### Exercise text:
☆ ☆ ☆ ☆
Blaeu's map of 1654, based on Timothy Pont's earlier map, shows a tower with associated buildings and extensive formal gardens with plantations or orchards. A small building is shown nearby overlooking the shore and a small island is present just off the coast. A circular wooded area surrounded by a pale or fence lies just to the north. The name is written as 'New bay Castle' and Newbay Loch is shown nearby with an outflow running into the River Annan.

Herman Moll's 1732 map shows the situation unchanged from Blaeu's map. Roys mid-18th century map shows the castle; however, the circular wooded area and island are not recorded.

The 1804 Crawford map shows 'Newby Old Tower' without any garden or woodland features.

John Ainslie's 1821 map records a 'Tower', but again without any garden or other estate features. In 1828 the situation remained unchanged. By 1857 the name 'Newbie' is used on maps and the location of the old castle is indicated.

In 1857, the OS map shows the 'Marquis' Tree' in a small plantation to the north-east of the old castle. In 1924, the site of the tree is still indicated. The pear tree is said to have been planted by one of the Marquises of Annandale in the old Castle Garden.

===Newby Harbour===
Crawford's 1804 records Newby Harbour lying nearby as an inlet off the River Annan. In 1821, Ainslie's map records Newby Harbour, although an inlet is not shown. The harbour is shown as an inlet in 1828. The Old Mill Burn has its confluence with the River Annan at the harbour. The harbour site has silted up due to the building of stone piers on the river that direct the water flow and maintain a deep water channel for shipping using Annan Harbour. It now forms part of Milnfield Merse. No details survive as to the function of the harbour; however, before the bridge was built, an easy crossing of the River Annan would require a boat of some description.
☆ ☆ ☆ ☆
### Exercises to complete:
(a) In the text on Newby Castle maps, what name is written for the castle on Blaeu's map of 1654?
(b) Translate this sentence from the text on Newby Castle maps into Spanish: "The 1804 Crawford map shows 'Newby Old Tower' without any garden or woodland features."
(c) Retype the part of the text on Newby Castle maps starting at "John Ainslie's 1821" and ending at "old Castle Garden.".
The rows that come next have no connection to the text on Newby Castle maps.

### Given entries:
☆ ☆ ☆ ☆
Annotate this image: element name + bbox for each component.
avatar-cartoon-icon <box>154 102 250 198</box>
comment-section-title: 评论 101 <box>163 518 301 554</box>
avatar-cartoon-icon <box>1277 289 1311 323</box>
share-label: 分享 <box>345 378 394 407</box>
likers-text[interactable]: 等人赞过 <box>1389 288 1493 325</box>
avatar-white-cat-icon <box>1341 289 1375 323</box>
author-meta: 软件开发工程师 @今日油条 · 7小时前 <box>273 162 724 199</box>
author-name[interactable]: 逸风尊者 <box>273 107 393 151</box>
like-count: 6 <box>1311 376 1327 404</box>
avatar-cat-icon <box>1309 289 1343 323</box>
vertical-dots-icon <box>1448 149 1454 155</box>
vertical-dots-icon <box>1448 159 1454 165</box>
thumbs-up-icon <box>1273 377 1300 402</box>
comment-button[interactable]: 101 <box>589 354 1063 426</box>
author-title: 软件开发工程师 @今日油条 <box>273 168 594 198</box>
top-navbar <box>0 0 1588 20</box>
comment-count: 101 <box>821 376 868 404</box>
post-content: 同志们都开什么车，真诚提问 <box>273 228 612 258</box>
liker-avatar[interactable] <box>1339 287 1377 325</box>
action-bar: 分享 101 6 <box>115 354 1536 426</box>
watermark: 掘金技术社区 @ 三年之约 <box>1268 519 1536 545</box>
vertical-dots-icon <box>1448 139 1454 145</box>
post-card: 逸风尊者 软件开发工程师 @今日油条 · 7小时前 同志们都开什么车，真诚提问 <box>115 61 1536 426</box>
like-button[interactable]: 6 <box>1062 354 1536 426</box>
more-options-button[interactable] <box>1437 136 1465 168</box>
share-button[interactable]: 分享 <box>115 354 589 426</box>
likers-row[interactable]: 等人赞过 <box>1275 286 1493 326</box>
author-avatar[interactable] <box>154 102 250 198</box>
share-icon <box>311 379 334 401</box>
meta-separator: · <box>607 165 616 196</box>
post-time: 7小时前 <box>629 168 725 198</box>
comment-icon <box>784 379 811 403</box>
☆ ☆ ☆ ☆
### Answer section:
(a) 'New bay Castle'

(b) El mapa de Crawford de 1804 muestra 'Newby Old Tower' sin ningún elemento de jardín ni de bosque.

(c)
John Ainslie's 1821 map records a 'Tower', but again without any garden or other estate features. In 1828 the situation remained unchanged. By 1857 the name 'Newbie' is used on maps and the location of the old castle is indicated.

In 1857, the OS map shows the 'Marquis' Tree' in a small plantation to the north-east of the old castle. In 1924, the site of the tree is still indicated. The pear tree is said to have been planted by one of the Marquises of Annandale in the old Castle Garden.